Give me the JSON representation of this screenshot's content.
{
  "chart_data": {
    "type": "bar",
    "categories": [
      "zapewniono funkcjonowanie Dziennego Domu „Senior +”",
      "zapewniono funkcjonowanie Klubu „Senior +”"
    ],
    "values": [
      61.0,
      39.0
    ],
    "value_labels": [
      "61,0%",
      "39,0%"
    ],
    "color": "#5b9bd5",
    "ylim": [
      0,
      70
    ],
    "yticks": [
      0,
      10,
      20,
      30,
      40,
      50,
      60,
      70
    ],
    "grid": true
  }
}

•••••

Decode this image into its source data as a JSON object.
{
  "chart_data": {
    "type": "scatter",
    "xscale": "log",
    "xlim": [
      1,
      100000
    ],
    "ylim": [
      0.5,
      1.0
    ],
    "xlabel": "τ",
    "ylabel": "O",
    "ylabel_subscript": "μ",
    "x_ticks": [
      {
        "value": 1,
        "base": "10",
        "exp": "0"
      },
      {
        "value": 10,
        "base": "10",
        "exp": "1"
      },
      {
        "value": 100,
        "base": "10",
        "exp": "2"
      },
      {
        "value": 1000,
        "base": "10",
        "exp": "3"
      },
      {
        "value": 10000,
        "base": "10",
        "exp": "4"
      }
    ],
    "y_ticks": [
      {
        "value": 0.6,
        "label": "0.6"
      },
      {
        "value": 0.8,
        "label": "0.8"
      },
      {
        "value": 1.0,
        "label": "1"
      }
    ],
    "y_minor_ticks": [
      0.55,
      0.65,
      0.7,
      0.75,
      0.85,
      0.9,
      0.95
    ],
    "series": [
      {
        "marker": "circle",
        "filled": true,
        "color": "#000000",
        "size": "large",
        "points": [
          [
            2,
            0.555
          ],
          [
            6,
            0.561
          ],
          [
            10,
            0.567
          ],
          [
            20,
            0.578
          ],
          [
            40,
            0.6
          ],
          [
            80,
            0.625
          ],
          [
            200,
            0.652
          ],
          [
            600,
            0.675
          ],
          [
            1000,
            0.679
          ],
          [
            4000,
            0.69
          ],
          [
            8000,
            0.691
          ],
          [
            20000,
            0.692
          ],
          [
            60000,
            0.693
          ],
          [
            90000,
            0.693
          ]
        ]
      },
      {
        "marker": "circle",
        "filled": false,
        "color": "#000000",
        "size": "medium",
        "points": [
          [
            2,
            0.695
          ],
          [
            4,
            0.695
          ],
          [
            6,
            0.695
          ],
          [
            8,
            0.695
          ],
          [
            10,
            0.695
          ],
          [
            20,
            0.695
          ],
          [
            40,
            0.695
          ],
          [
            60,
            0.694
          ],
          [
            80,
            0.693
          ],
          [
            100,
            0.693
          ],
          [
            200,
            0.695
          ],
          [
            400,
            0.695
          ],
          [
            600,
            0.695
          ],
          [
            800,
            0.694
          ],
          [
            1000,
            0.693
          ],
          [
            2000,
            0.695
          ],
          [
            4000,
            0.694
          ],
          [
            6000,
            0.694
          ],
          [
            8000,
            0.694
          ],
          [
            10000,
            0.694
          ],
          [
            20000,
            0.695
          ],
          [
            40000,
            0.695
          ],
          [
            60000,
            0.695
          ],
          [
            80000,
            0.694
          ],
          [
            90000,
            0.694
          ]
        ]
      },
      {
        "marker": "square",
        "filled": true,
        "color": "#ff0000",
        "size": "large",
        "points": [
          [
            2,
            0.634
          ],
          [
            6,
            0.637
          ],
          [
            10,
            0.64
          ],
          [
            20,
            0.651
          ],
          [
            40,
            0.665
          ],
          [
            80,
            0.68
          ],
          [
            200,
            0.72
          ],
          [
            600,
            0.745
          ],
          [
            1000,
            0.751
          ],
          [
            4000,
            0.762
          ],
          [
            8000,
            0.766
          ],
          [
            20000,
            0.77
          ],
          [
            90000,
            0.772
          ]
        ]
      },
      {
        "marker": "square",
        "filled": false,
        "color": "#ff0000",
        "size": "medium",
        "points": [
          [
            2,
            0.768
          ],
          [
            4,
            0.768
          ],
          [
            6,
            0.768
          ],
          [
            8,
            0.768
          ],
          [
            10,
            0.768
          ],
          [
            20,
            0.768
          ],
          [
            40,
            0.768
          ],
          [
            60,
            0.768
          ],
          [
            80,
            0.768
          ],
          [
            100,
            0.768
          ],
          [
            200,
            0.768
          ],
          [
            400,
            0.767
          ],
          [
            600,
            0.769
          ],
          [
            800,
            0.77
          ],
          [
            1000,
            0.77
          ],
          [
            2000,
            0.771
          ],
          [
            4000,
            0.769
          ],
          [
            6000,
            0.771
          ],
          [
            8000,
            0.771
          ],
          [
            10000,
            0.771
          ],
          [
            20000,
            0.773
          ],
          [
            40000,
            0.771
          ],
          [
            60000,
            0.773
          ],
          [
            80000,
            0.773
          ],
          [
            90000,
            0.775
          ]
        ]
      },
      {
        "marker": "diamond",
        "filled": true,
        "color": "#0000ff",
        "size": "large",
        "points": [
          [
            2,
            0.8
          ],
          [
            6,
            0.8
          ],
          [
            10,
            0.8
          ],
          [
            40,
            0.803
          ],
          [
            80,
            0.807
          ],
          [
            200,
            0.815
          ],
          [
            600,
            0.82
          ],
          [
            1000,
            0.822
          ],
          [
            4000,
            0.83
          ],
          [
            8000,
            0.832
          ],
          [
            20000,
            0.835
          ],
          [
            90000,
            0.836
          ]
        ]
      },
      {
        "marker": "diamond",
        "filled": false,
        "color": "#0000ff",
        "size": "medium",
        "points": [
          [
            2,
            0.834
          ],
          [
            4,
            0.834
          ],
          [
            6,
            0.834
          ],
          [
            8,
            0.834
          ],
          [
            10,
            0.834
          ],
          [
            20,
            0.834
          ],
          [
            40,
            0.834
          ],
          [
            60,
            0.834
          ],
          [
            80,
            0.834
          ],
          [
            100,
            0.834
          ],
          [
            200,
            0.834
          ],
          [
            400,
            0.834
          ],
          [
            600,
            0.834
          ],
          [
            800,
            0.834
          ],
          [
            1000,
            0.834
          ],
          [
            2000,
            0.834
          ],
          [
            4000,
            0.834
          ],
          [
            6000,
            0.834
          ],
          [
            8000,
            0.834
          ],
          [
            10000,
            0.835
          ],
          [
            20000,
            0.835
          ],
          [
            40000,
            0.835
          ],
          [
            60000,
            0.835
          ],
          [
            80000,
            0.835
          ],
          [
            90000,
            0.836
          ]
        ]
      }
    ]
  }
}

•••••

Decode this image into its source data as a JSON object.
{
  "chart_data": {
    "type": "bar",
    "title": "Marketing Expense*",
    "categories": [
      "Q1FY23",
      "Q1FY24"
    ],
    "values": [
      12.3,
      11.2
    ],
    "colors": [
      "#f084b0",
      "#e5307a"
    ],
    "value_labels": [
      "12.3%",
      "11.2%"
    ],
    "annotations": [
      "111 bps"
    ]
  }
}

•••••

#### TASK DESCRIPTION:
Look through the material above. Copy each line where the word "funkcjonowanie" appears.

#### THE REPLY:
      "zapewniono funkcjonowanie Dziennego Domu „Senior +”",
      "zapewniono funkcjonowanie Klubu „Senior +”"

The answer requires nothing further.